Quoted text:
I've used red elm and it's really nice stuff, but never seen american elm. Good luck on the project.


----------



## Karson (May 9, 2006)

A lumberjoc called Zipsss had an Elm log like yours milled. I've got a couple of pieces. Send him a message and find out what he did.


----------



## Julian (Sep 30, 2008)

I have just returned from the mill. Turns out it was a red elm. The color is just amazing. I've never seen a wood with the variety of color this one had. There is red, brown, and orange shades all in the same pieces.

Look at my blog
for the pictures


----------



## Boardman (Feb 7, 2008)

Man, did you score!!!! Red elm is one of my favorites. When it's planed and sanded it has this dandy little chevron pattern that's completely unique. It easy to get a great finish on it. Sometimes it can can bow after planing, but not that many pieces usually. And I've NEVER seen any red elm that wide!

And it's one of those woods that really benefits from air drying - it preserves it's color better.

You lucky dog!


----------



## Boardman (Feb 7, 2008)

Just looked at the pics.

That's truly "lumber of a lifetime!" I've never seen red elm so beautiful.


----------



## Julian (Sep 30, 2008)

Well, now that I have the lumber sitting there drying, I decided to build a solar kiln due to my impatience. I figure that it should be dry by springtime, and be ready to work with. I will update this thread periodically to the progress of the wood.


----------



## Boardman (Feb 7, 2008)

You figured out what you'll build with it yet? Looks like you could make a good sized table with it.


----------



## Julian (Sep 30, 2008)

Boardman,

After talking it over with my wife, I decided the first piece to make with this beautiful wood is going to be a hutch. I'm shooting for a Greene and Greene inspired design. The finished project will have ebony square plugs, and splines, and maybe even pulls.

Dataset content:
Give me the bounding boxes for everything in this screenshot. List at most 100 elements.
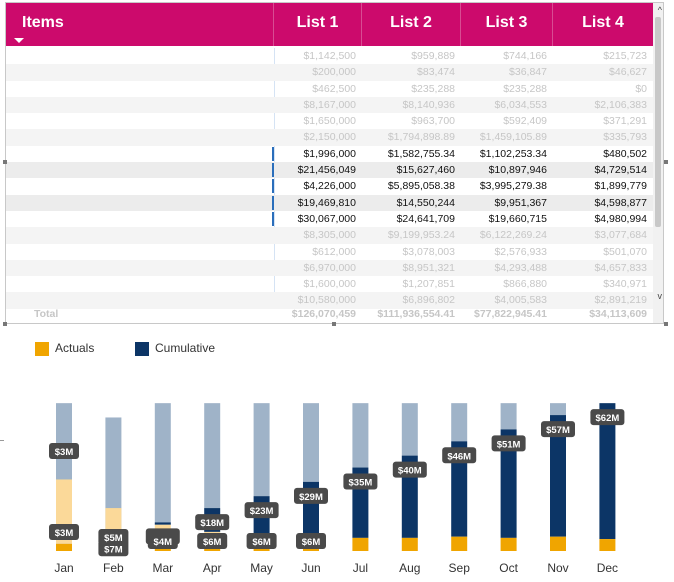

What you should do: Pick up the forum thread about the red elm lumber after its last sentence and continue it.

The reply:
I have been hard at work learning sketchup these last few weeks, and so far I have designed the outer shell of the hutch. I used actual photos of the elm to skin the piece, so it will look as close to the finished piece as possible.

















Here's a link to my blog about the construction of my solar kiln to dry the elm.http://lumberjocks.com/jocks/Julian/blog/6264


----------



## Boardman (Feb 7, 2008)

Well, if you're anywhere near as good at woodworking as you are at Sketchup it should come out great. I've been meaning to try sketchup and now that I can see what one can do with it, I'm inspired. I like the simple design - will really show the wood off. Red elm is really striking since you hardly ever see it used. That'll be a dandy.

And thanks for the link to th solar kiln project. Another thing on my "to do" list.


----------



## Julian (Sep 30, 2008)

My solar kiln is now in full swing, and the elm is drying away. I'm guessing that the boards will be ready to go in the springtime, so I have all winter to dream up ideas using sketchup.


----------



## NavyDC (Sep 21, 2018)

> My solar kiln is now in full swing, and the elm is drying away. I m guessing that the boards will be ready to go in the springtime, so I have all winter to dream up ideas using sketchup.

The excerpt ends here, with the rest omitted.